In the forum thread below, what date is given as a possible upload of the battle for everyone?

# start of Text segment

Without the triple-megaton calc, the best thing Erza gets is a double-megaton scaling (city level)


----------



## Steven (Nov 13, 2016)

erza takes it.


----------



## Warlordgab (Nov 13, 2016)

Efege said:


> erza takes it



As of now, that doesn't seem the case...

Erza's best scaling is not enough to outpower Zoro. And given Zoro has the speed advantage the match should go to him. The only way that can change is if Erza proves to be powerful/durable enough to defeat Irene



Brolypotence said:


> So when are they gonna upload the battle?



Possibly November 28th for Roosterteeth premium members, and November 30th for everyone


----------



## Steven (Nov 13, 2016)

Warlordgab said:


> As of now, that doesn't seem the case...
> 
> Erza's best scaling is not enough to outpower Zoro. And given Zoro has the speed advantage the match should go to him. The only way that can change is if Erza proves to be powerful/durable enough to defeat Irene
> 
> ...

# end of Text segment
# start of Data provided

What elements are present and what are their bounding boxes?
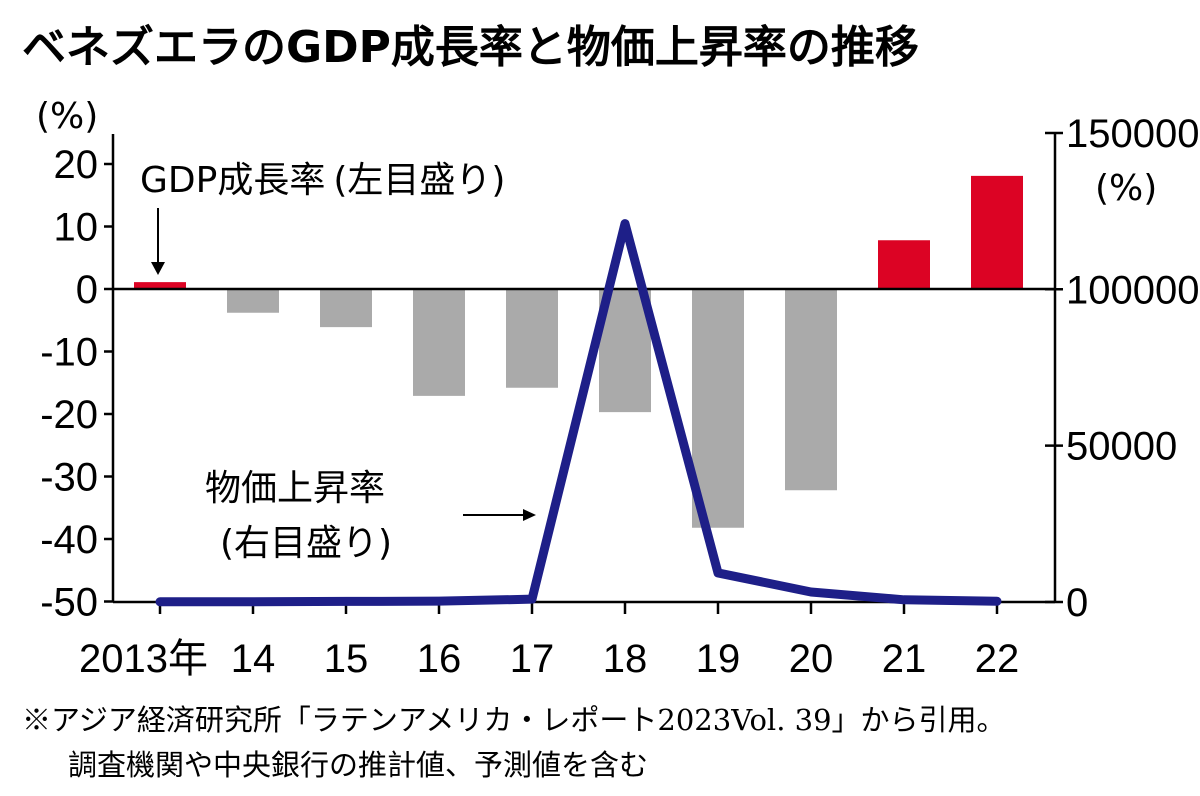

# end of Data provided

▸ **Output for this task**
November 30th